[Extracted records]
>>>>>

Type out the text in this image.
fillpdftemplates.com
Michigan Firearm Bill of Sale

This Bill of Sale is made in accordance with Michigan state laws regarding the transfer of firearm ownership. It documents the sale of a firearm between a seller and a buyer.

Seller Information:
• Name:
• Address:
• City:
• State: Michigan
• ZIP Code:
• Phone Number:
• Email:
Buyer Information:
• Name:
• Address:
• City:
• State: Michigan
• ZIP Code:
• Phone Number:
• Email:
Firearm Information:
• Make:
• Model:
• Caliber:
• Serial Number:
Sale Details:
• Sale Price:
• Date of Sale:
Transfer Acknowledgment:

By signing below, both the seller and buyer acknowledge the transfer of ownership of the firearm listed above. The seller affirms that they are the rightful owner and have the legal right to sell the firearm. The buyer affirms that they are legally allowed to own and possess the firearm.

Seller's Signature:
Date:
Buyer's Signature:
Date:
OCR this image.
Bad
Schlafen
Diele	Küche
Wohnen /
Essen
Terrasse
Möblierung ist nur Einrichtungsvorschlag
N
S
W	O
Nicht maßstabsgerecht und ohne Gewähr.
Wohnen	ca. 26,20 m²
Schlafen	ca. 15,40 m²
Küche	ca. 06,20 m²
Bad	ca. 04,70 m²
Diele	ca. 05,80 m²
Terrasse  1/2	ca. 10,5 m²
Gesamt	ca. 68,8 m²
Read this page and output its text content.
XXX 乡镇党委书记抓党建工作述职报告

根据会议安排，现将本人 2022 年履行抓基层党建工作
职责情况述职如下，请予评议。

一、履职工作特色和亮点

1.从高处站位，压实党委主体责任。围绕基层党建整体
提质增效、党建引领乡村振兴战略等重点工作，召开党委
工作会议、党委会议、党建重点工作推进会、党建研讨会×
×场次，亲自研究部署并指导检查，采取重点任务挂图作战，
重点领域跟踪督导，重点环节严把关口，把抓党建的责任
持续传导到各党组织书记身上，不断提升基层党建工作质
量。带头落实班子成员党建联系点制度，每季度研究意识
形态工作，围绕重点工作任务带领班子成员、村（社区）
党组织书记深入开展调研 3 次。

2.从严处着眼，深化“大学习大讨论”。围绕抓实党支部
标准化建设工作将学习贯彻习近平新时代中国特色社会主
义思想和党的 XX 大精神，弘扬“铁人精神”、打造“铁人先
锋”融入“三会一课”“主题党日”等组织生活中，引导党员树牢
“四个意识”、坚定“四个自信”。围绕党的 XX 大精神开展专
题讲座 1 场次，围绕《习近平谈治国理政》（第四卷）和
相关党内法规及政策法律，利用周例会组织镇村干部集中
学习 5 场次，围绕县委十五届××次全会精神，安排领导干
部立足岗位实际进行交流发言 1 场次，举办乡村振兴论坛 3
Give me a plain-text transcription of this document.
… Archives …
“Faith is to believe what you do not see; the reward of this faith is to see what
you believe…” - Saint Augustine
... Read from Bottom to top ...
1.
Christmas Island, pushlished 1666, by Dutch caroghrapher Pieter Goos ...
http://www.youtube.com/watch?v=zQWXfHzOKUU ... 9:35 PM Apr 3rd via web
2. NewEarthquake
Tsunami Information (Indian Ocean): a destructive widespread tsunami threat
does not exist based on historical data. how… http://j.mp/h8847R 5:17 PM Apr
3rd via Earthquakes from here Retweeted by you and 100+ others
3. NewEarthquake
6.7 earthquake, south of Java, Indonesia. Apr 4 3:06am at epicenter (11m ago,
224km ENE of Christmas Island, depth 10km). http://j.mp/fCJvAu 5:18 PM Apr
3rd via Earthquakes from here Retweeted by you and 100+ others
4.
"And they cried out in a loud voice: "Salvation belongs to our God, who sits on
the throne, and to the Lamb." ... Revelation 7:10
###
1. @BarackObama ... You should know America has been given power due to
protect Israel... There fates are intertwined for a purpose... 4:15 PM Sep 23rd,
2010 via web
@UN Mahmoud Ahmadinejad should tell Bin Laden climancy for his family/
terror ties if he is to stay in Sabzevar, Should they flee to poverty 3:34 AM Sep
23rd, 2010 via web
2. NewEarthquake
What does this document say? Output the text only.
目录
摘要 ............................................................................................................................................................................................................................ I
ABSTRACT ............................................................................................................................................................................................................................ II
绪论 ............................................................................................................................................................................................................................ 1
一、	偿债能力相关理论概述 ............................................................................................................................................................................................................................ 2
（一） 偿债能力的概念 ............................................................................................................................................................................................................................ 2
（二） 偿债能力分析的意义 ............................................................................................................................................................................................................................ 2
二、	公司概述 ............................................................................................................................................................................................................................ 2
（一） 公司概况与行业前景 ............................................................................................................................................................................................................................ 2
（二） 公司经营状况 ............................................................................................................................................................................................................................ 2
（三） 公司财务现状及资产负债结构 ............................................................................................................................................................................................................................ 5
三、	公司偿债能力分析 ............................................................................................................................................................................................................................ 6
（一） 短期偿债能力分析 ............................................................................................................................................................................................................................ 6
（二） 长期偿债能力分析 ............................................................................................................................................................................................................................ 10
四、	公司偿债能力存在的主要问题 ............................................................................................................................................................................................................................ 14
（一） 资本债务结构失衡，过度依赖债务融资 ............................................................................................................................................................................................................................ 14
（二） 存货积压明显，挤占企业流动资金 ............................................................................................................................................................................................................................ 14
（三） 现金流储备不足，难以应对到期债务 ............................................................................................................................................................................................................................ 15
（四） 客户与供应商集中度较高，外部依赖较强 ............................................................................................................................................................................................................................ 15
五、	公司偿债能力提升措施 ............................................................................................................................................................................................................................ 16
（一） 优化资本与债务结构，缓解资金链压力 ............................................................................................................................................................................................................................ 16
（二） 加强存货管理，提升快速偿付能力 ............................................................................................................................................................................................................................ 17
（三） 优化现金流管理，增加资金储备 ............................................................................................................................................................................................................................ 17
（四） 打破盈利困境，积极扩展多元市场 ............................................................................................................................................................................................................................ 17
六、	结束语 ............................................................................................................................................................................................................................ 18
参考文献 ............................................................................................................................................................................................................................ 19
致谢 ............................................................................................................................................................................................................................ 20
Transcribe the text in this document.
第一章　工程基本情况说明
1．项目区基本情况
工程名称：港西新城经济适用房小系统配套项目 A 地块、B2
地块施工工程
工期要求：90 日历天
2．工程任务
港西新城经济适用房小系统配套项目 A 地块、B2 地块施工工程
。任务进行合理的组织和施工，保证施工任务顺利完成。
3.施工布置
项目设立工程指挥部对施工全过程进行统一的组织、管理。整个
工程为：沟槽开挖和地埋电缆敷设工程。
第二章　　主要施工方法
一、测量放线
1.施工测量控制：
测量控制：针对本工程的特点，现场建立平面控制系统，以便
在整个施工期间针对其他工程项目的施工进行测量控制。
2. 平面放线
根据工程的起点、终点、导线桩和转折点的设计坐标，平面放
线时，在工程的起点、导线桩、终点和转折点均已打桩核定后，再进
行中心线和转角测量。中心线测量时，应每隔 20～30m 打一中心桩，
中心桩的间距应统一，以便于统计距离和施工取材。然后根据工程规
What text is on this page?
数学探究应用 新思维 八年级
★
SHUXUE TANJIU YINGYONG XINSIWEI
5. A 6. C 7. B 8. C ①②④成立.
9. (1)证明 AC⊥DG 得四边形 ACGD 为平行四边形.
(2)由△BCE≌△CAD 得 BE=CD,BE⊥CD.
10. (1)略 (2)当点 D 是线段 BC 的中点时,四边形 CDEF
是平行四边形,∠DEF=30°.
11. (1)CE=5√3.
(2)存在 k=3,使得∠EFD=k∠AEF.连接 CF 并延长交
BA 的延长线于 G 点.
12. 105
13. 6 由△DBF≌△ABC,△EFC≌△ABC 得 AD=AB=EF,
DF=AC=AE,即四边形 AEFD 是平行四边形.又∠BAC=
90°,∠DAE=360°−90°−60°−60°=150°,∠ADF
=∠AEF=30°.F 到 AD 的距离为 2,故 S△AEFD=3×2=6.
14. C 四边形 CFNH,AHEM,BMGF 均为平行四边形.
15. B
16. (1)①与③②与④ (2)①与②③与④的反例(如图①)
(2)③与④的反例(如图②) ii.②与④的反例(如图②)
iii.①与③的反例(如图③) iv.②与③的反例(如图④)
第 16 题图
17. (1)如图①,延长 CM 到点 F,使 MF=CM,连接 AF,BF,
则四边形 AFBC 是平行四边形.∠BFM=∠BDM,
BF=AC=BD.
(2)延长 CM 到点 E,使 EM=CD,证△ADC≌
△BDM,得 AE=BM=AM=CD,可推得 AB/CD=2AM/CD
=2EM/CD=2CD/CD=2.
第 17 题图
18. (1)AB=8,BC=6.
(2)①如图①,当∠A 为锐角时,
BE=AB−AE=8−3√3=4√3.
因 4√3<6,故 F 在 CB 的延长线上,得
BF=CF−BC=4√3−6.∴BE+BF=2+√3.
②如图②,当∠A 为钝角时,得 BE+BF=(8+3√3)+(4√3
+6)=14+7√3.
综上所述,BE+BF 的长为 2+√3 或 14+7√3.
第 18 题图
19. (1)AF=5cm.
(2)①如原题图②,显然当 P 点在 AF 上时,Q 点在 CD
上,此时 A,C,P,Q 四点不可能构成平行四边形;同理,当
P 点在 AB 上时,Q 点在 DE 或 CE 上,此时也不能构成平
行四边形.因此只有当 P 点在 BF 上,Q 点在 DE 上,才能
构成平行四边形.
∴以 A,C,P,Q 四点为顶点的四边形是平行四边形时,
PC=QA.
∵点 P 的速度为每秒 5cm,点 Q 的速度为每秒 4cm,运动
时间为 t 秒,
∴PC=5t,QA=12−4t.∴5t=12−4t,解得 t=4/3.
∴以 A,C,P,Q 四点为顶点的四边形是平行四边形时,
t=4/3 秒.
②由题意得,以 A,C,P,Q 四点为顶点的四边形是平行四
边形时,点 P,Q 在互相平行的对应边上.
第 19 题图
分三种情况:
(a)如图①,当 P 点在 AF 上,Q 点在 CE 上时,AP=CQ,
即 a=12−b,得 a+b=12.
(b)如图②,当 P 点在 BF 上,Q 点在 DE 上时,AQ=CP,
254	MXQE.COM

<<<<<

▶ EXERCISE
Using the material above, gather every line that includes "text".

▶ RESULT
Type out the text in this image.
Read this page and output its text content.
Give me a plain-text transcription of this document.
What does this document say? Output the text only.
Transcribe the text in this document.
What text is on this page?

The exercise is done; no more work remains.